━━━━━ THE RECORDS

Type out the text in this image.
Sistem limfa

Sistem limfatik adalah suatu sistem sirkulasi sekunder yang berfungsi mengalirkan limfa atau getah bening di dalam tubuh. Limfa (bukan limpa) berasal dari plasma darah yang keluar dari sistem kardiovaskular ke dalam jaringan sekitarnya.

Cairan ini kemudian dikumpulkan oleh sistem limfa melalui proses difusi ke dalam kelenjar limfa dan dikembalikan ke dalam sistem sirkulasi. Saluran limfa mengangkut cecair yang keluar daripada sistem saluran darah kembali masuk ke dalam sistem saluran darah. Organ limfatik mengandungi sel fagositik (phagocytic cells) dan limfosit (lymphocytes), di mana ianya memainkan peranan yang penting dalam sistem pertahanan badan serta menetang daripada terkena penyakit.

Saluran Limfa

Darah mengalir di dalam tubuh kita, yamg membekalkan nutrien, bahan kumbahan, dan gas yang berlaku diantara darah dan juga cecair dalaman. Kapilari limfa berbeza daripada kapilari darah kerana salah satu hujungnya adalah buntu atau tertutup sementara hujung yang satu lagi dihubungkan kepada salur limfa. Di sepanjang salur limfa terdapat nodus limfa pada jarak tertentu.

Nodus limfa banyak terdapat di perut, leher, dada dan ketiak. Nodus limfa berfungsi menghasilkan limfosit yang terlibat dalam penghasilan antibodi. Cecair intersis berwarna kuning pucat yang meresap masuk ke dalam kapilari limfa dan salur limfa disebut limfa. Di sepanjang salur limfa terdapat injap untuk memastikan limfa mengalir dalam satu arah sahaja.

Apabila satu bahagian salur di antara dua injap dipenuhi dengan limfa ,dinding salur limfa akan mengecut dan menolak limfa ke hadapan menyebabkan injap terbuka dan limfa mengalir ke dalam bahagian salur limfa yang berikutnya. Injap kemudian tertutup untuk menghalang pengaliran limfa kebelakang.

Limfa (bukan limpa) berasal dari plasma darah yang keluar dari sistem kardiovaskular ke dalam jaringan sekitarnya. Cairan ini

━━━━━━━━━━
━━━━━ THE RECORDS

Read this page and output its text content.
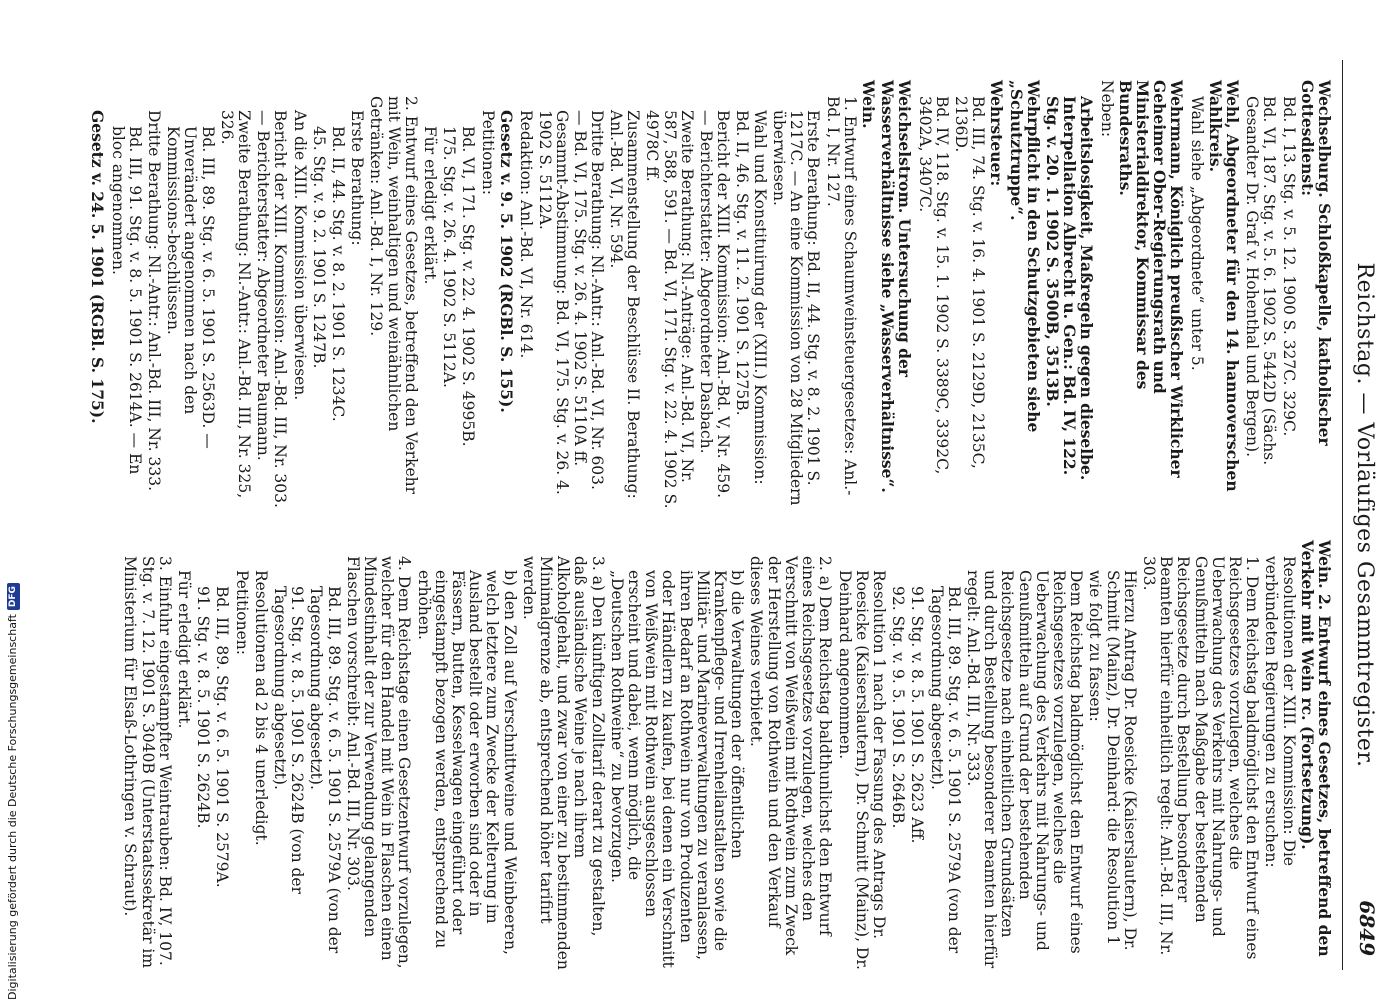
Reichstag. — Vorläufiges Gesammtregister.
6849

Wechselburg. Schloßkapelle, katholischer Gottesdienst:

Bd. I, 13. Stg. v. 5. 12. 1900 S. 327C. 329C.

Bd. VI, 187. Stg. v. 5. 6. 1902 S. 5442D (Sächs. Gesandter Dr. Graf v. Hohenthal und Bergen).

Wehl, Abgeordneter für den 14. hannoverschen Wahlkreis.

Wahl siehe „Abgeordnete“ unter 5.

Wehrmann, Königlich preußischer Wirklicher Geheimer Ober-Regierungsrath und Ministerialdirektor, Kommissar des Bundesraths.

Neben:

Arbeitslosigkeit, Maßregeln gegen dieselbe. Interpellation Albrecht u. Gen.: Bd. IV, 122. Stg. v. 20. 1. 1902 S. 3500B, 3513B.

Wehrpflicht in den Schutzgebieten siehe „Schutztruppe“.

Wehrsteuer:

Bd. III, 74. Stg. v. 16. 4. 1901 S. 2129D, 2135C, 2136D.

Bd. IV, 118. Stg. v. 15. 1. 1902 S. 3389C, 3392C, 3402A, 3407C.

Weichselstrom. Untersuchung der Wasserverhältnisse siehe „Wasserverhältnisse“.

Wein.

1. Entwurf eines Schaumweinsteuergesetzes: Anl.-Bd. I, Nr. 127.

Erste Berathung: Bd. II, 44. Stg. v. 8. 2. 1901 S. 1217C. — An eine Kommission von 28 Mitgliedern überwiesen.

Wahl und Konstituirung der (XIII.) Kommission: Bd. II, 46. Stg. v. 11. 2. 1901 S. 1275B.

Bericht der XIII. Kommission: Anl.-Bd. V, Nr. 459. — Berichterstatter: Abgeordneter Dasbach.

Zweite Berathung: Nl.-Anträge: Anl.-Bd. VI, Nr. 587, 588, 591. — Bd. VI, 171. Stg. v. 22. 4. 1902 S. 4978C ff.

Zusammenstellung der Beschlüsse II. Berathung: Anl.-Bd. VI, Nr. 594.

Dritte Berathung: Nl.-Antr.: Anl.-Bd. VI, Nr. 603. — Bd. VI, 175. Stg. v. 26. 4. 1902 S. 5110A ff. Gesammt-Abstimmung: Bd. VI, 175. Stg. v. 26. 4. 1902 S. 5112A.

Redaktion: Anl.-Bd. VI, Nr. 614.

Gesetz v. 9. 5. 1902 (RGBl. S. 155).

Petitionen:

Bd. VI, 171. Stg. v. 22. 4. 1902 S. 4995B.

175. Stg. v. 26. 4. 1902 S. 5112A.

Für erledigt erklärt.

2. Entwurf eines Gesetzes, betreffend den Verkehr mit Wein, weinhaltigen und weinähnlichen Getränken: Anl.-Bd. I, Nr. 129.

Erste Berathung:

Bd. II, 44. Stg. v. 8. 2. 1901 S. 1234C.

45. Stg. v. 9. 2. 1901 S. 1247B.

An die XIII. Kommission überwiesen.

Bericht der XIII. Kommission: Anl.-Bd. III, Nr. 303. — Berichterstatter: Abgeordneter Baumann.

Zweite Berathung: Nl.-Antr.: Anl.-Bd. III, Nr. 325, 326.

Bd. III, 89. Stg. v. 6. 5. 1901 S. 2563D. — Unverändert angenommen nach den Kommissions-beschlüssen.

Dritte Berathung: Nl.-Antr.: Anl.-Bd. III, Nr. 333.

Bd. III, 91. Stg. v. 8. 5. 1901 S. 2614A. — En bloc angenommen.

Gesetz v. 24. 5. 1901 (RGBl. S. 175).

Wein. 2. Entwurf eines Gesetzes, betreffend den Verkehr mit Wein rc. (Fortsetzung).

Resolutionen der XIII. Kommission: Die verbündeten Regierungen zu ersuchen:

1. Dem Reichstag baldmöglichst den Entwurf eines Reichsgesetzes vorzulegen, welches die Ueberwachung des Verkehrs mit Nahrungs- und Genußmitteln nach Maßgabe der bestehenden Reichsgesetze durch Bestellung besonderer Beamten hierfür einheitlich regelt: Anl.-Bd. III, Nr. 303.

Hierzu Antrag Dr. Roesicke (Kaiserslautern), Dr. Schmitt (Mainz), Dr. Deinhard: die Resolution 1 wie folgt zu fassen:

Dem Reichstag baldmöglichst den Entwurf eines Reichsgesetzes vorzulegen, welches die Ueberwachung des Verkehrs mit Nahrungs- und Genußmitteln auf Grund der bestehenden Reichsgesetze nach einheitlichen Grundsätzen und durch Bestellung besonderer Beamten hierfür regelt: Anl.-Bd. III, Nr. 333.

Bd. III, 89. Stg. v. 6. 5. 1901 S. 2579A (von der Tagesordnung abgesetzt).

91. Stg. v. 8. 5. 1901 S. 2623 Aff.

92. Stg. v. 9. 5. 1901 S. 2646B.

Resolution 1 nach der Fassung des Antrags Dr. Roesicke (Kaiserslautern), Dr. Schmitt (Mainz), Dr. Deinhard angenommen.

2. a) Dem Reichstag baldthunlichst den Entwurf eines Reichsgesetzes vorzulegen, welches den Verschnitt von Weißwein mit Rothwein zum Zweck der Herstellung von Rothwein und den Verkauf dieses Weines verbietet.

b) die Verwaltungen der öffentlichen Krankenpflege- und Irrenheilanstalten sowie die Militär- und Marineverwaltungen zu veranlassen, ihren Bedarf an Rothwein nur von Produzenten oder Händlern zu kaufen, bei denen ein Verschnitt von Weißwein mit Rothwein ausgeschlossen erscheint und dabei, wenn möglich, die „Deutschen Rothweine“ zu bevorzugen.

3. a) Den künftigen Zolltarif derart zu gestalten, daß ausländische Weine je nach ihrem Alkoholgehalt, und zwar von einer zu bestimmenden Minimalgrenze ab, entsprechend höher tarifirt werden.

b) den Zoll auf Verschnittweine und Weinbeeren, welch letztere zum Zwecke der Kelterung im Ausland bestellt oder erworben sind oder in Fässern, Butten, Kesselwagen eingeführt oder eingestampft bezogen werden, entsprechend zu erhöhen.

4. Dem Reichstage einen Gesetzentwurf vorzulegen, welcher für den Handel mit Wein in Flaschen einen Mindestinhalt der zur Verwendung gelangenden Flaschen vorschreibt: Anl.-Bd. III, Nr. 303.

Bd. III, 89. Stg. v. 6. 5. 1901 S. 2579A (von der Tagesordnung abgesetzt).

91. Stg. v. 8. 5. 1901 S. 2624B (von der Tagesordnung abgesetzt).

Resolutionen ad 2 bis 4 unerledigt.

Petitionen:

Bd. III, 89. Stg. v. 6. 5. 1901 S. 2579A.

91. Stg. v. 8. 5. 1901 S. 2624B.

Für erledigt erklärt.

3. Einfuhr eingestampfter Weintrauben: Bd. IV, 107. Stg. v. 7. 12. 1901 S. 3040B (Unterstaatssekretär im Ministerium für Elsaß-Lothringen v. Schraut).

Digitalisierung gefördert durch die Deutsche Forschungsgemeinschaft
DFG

━━━━━━━━━━

EXERCISE BRIEF: Line tally for "untuk": say how many lines of the records above contain it, and give nothing but the number.

OUTPUT BELOW: 2